-- The problem --
Write out the listing below without alteration, omitting its pictures.

-- Entries --
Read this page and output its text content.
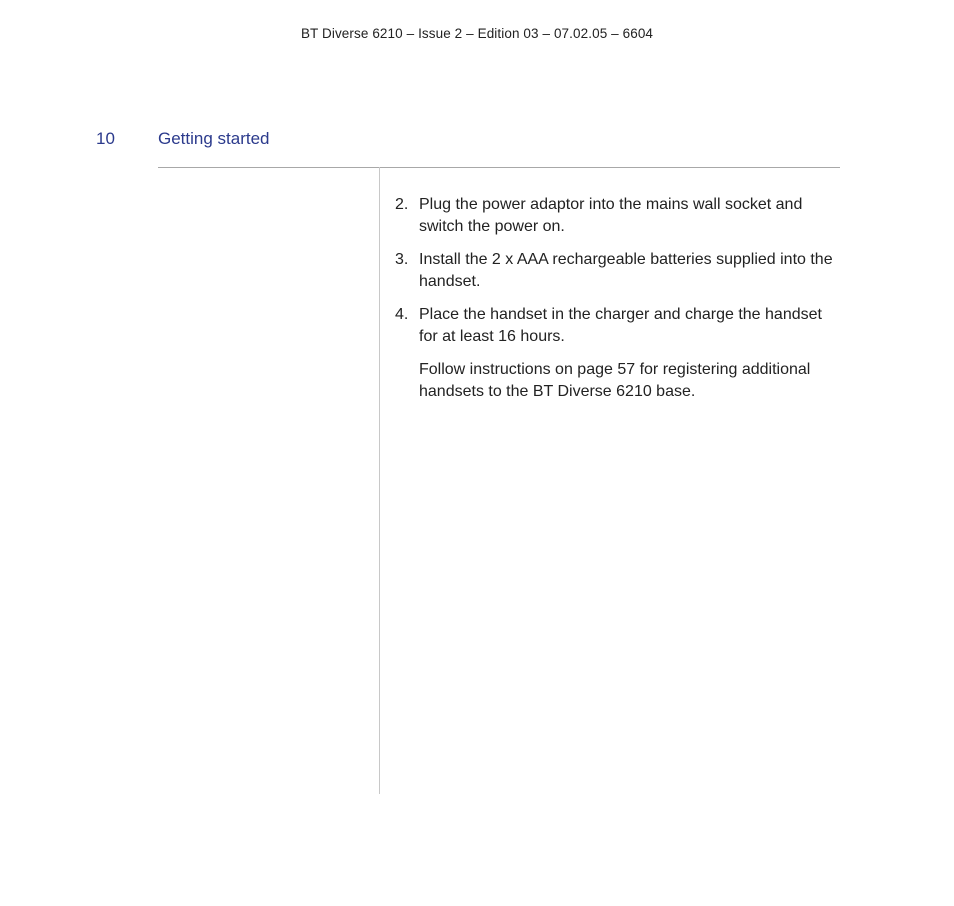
BT Diverse 6210 – Issue 2 – Edition 03 – 07.02.05 – 6604
10	Getting started
2. Plug the power adaptor into the mains wall socket and switch the power on.
3. Install the 2 x AAA rechargeable batteries supplied into the handset.
4. Place the handset in the charger and charge the handset for at least 16 hours.

Follow instructions on page 57 for registering additional handsets to the BT Diverse 6210 base.
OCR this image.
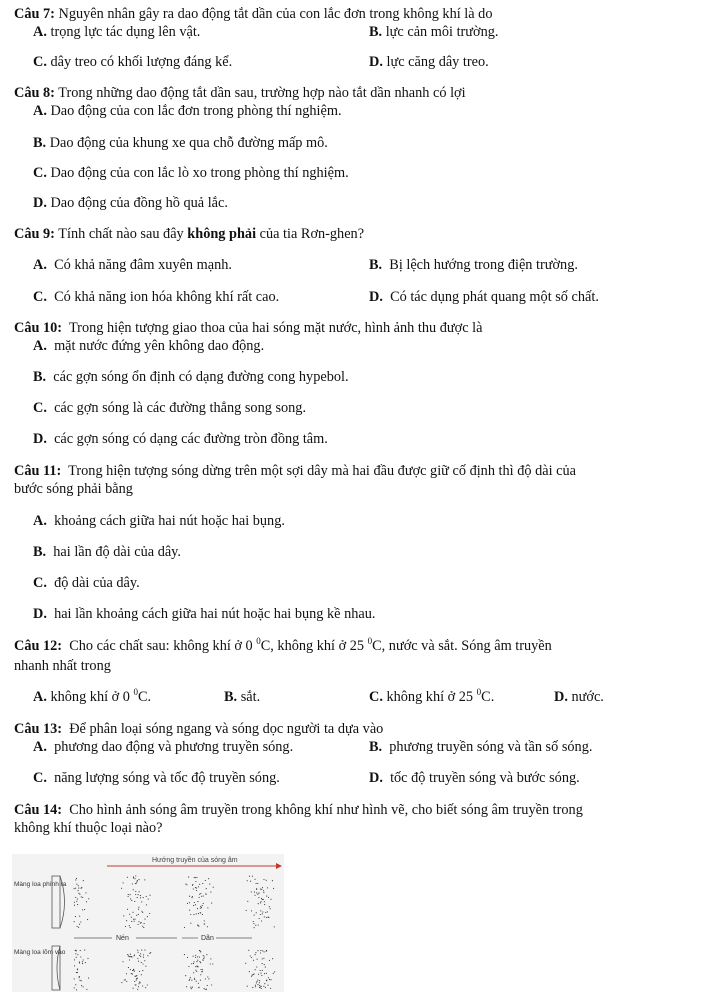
Câu 7: Nguyên nhân gây ra dao động tắt dần của con lắc đơn trong không khí là do
A. trọng lực tác dụng lên vật.	B. lực cản môi trường.
C. dây treo có khối lượng đáng kể.	D. lực căng dây treo.
Câu 8: Trong những dao động tắt dần sau, trường hợp nào tắt dần nhanh có lợi
A. Dao động của con lắc đơn trong phòng thí nghiệm.
B. Dao động của khung xe qua chỗ đường mấp mô.
C. Dao động của con lắc lò xo trong phòng thí nghiệm.
D. Dao động của đồng hồ quả lắc.
Câu 9: Tính chất nào sau đây không phải của tia Rơn-ghen?
A. Có khả năng đâm xuyên mạnh.	B. Bị lệch hướng trong điện trường.
C. Có khả năng ion hóa không khí rất cao.	D. Có tác dụng phát quang một số chất.
Câu 10: Trong hiện tượng giao thoa của hai sóng mặt nước, hình ảnh thu được là
A. mặt nước đứng yên không dao động.
B. các gợn sóng ổn định có dạng đường cong hypebol.
C. các gợn sóng là các đường thẳng song song.
D. các gợn sóng có dạng các đường tròn đồng tâm.
Câu 11: Trong hiện tượng sóng dừng trên một sợi dây mà hai đầu được giữ cố định thì độ dài của
bước sóng phải bằng
A. khoảng cách giữa hai nút hoặc hai bụng.
B. hai lần độ dài của dây.
C. độ dài của dây.
D. hai lần khoảng cách giữa hai nút hoặc hai bụng kề nhau.
Câu 12: Cho các chất sau: không khí ở 0 $^0$C, không khí ở 25 $^0$C, nước và sắt. Sóng âm truyền
nhanh nhất trong
A. không khí ở 0 $^0$C.	B. sắt.	C. không khí ở 25 $^0$C.	D. nước.
Câu 13: Để phân loại sóng ngang và sóng dọc người ta dựa vào
A. phương dao động và phương truyền sóng.	B. phương truyền sóng và tần số sóng.
C. năng lượng sóng và tốc độ truyền sóng.	D. tốc độ truyền sóng và bước sóng.
Câu 14: Cho hình ảnh sóng âm truyền trong không khí như hình vẽ, cho biết sóng âm truyền trong
không khí thuộc loại nào?
Hướng truyền của sóng âm
Màng loa phình ra
Màng loa lõm vào
Nén	Dãn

-- Output of the task --
Read this page and output its text content.
BT Diverse 6210 – Issue 2 – Edition 03 – 07.02.05 – 6604
10	Getting started
2. Plug the power adaptor into the mains wall socket and switch the power on.
3. Install the 2 x AAA rechargeable batteries supplied into the handset.
4. Place the handset in the charger and charge the handset for at least 16 hours.

Follow instructions on page 57 for registering additional handsets to the BT Diverse 6210 base.
OCR this image.
Câu 7: Nguyên nhân gây ra dao động tắt dần của con lắc đơn trong không khí là do
A. trọng lực tác dụng lên vật.	B. lực cản môi trường.
C. dây treo có khối lượng đáng kể.	D. lực căng dây treo.
Câu 8: Trong những dao động tắt dần sau, trường hợp nào tắt dần nhanh có lợi
A. Dao động của con lắc đơn trong phòng thí nghiệm.
B. Dao động của khung xe qua chỗ đường mấp mô.
C. Dao động của con lắc lò xo trong phòng thí nghiệm.
D. Dao động của đồng hồ quả lắc.
Câu 9: Tính chất nào sau đây không phải của tia Rơn-ghen?
A. Có khả năng đâm xuyên mạnh.	B. Bị lệch hướng trong điện trường.
C. Có khả năng ion hóa không khí rất cao.	D. Có tác dụng phát quang một số chất.
Câu 10: Trong hiện tượng giao thoa của hai sóng mặt nước, hình ảnh thu được là
A. mặt nước đứng yên không dao động.
B. các gợn sóng ổn định có dạng đường cong hypebol.
C. các gợn sóng là các đường thẳng song song.
D. các gợn sóng có dạng các đường tròn đồng tâm.
Câu 11: Trong hiện tượng sóng dừng trên một sợi dây mà hai đầu được giữ cố định thì độ dài của
bước sóng phải bằng
A. khoảng cách giữa hai nút hoặc hai bụng.
B. hai lần độ dài của dây.
C. độ dài của dây.
D. hai lần khoảng cách giữa hai nút hoặc hai bụng kề nhau.
Câu 12: Cho các chất sau: không khí ở 0 $^0$C, không khí ở 25 $^0$C, nước và sắt. Sóng âm truyền
nhanh nhất trong
A. không khí ở 0 $^0$C.	B. sắt.	C. không khí ở 25 $^0$C.	D. nước.
Câu 13: Để phân loại sóng ngang và sóng dọc người ta dựa vào
A. phương dao động và phương truyền sóng.	B. phương truyền sóng và tần số sóng.
C. năng lượng sóng và tốc độ truyền sóng.	D. tốc độ truyền sóng và bước sóng.
Câu 14: Cho hình ảnh sóng âm truyền trong không khí như hình vẽ, cho biết sóng âm truyền trong
không khí thuộc loại nào?
Hướng truyền của sóng âm
Màng loa phình ra
Màng loa lõm vào
Nén	Dãn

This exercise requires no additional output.